— START OF Entries supplied —

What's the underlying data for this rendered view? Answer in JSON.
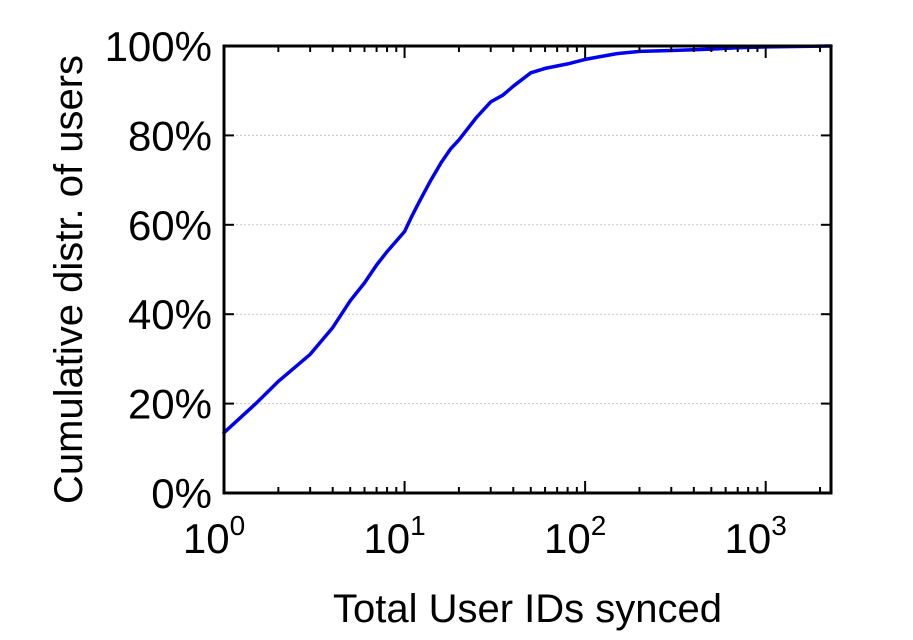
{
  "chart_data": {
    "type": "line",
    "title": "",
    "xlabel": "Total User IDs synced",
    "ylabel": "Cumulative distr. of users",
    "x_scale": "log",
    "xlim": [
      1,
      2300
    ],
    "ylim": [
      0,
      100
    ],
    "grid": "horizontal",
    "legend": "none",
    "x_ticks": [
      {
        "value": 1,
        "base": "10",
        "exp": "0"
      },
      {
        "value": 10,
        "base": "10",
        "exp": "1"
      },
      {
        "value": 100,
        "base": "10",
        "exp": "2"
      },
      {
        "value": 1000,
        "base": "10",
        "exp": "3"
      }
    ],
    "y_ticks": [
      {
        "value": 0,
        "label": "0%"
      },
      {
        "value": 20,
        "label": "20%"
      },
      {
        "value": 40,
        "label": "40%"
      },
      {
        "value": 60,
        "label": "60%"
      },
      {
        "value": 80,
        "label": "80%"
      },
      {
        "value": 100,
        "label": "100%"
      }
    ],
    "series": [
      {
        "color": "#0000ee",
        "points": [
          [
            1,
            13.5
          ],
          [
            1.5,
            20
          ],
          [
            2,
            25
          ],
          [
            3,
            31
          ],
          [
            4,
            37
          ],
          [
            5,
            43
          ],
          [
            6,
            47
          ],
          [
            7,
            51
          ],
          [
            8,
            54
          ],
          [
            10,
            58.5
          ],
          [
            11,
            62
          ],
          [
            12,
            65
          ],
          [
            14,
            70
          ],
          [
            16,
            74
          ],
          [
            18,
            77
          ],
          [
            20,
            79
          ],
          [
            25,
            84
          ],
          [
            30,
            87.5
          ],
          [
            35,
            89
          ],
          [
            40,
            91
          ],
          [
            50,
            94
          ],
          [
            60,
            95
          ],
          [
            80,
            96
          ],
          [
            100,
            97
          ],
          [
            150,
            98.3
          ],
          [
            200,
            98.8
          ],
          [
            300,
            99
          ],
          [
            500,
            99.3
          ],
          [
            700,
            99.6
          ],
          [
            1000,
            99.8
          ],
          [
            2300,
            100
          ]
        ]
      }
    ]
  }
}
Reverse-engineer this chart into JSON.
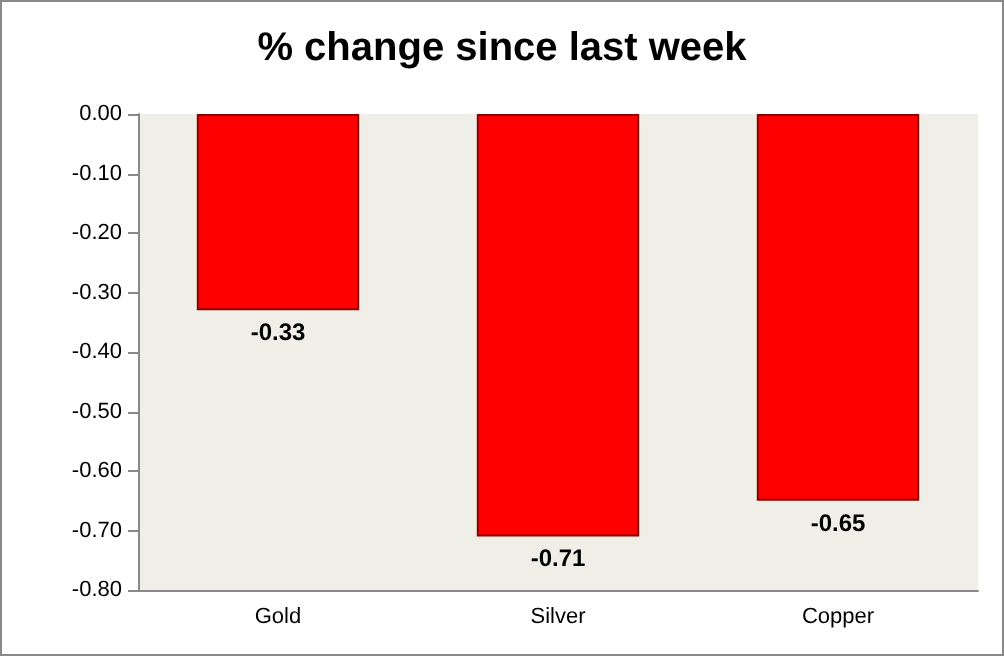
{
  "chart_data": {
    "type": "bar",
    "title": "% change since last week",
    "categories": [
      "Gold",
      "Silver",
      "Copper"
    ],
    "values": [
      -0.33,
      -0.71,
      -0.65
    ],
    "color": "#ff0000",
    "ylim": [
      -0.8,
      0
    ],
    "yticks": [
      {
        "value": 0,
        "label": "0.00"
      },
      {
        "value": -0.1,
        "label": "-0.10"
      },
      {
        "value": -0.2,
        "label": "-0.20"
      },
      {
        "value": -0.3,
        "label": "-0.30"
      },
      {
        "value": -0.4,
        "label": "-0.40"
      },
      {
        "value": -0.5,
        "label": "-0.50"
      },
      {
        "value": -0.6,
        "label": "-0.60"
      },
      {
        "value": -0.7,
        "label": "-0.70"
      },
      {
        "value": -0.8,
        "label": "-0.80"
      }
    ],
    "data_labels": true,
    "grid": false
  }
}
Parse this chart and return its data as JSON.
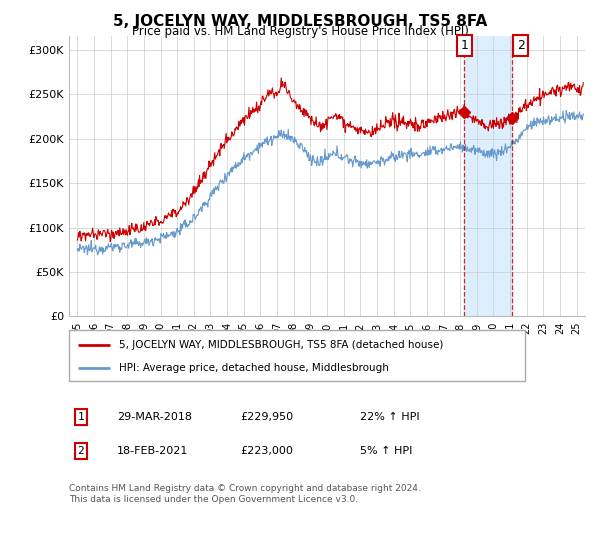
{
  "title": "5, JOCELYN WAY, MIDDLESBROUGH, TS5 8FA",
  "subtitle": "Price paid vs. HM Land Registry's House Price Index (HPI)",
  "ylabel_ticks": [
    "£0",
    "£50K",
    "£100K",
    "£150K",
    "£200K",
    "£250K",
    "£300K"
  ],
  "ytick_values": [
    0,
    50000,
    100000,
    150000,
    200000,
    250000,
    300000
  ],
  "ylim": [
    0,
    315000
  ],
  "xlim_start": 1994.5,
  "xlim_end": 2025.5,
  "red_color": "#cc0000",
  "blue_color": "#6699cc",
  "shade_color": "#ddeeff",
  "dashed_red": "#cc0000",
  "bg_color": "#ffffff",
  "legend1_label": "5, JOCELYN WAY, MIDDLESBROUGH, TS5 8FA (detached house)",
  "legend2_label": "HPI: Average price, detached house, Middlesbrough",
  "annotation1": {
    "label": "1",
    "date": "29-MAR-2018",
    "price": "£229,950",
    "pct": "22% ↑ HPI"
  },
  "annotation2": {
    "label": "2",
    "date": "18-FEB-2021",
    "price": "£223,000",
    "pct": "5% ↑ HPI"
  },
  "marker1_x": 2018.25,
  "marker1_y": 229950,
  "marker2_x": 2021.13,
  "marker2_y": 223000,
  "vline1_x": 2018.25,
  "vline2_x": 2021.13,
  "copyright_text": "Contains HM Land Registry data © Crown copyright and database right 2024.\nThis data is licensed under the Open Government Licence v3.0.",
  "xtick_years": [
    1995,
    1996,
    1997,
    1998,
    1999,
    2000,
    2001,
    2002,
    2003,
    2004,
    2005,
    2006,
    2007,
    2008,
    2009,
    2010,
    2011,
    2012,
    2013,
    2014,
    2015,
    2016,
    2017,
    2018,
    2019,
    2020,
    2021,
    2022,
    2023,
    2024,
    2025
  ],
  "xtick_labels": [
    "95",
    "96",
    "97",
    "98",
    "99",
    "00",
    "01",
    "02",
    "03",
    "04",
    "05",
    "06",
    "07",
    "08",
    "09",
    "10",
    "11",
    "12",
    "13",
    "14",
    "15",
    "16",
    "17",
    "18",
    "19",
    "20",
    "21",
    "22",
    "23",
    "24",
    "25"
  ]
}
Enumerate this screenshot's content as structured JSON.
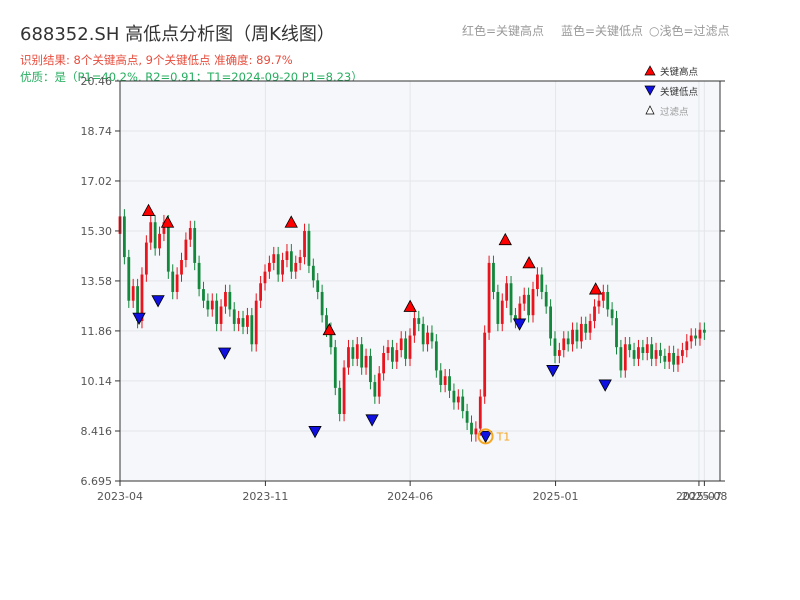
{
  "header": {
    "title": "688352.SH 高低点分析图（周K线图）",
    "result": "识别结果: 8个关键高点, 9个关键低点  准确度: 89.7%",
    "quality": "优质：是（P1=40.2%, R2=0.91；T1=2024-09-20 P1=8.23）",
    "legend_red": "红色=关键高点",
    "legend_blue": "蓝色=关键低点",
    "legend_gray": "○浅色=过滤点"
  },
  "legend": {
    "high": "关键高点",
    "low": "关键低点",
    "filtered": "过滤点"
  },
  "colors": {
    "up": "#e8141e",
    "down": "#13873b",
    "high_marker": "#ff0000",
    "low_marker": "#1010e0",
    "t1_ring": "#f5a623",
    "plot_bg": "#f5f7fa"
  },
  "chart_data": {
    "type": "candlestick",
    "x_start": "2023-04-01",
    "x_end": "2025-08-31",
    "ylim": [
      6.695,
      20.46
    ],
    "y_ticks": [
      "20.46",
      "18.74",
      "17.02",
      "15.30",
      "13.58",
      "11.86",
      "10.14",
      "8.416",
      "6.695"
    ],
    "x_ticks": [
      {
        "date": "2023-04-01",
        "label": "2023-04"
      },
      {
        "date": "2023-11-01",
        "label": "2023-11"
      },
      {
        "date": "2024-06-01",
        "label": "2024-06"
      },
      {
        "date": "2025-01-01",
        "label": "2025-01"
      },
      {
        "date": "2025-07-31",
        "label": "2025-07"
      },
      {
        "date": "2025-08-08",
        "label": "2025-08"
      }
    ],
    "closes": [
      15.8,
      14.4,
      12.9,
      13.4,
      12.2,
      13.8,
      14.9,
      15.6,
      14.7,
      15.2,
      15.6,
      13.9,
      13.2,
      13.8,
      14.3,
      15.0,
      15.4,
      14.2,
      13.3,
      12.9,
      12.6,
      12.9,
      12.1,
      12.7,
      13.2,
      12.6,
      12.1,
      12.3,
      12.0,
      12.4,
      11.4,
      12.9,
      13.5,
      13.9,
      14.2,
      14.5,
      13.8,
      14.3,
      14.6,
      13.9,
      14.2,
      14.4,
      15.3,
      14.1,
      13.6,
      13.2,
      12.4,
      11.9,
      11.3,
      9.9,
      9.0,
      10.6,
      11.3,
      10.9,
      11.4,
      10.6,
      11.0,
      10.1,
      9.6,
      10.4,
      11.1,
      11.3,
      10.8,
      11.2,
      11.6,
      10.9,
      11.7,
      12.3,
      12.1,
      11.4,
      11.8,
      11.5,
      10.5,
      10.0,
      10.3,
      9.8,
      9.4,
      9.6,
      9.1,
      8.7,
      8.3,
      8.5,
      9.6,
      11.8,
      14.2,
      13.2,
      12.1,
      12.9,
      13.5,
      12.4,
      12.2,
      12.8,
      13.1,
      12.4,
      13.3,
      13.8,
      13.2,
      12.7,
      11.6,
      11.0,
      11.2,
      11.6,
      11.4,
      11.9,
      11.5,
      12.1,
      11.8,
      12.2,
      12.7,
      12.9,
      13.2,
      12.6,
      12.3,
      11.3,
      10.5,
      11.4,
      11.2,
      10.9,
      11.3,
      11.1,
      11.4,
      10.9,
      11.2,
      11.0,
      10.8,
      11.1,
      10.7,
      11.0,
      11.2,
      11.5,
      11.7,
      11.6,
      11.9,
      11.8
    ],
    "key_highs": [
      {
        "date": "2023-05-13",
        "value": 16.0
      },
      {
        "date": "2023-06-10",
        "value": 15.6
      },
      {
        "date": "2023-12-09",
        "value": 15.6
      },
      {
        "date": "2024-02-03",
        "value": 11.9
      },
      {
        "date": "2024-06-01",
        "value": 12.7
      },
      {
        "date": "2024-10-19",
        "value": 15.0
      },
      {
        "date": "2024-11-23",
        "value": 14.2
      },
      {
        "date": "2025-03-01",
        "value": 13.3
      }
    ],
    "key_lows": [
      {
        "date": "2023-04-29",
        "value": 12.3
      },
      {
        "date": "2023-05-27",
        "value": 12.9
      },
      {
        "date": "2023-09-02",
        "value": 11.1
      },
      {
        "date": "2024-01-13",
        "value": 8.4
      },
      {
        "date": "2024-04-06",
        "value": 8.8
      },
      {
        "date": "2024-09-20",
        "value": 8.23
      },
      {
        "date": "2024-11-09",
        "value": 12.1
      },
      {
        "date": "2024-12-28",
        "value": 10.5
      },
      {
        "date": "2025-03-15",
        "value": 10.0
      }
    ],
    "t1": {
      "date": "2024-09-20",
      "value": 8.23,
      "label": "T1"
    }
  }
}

— END OF Entries supplied —

Only the number is wanted: count the lines of the records that hold the word "type".

3